• **Dataset records**:

==============================

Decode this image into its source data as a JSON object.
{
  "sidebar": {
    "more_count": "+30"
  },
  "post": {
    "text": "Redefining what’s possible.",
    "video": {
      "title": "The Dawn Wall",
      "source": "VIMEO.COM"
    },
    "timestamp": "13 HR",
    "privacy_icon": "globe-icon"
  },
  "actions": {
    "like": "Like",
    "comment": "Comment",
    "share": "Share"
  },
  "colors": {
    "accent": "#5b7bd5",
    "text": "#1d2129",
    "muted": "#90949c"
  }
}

==============================

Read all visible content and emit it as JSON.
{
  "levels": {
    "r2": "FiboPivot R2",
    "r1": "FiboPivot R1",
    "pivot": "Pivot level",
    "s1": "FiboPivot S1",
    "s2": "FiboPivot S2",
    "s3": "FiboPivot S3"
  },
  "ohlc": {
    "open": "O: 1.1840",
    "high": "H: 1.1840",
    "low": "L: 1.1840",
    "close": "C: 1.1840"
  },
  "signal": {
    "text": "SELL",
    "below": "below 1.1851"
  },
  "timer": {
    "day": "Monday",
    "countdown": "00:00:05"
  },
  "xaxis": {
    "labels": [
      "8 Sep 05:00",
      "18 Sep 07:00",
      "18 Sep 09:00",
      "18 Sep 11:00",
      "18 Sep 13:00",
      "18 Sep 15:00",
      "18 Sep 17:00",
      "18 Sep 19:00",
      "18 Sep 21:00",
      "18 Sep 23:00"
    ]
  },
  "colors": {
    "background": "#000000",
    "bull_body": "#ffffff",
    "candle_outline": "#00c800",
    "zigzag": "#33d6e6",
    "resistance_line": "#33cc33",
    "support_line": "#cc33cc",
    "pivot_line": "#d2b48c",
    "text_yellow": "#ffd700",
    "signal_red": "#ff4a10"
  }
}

==============================

• **Aim of the exercise**: Using the material above, gather every line that includes "source".

• **Exercise solution**:
Decode this image into its source data as a JSON object.
      "source": "VIMEO.COM"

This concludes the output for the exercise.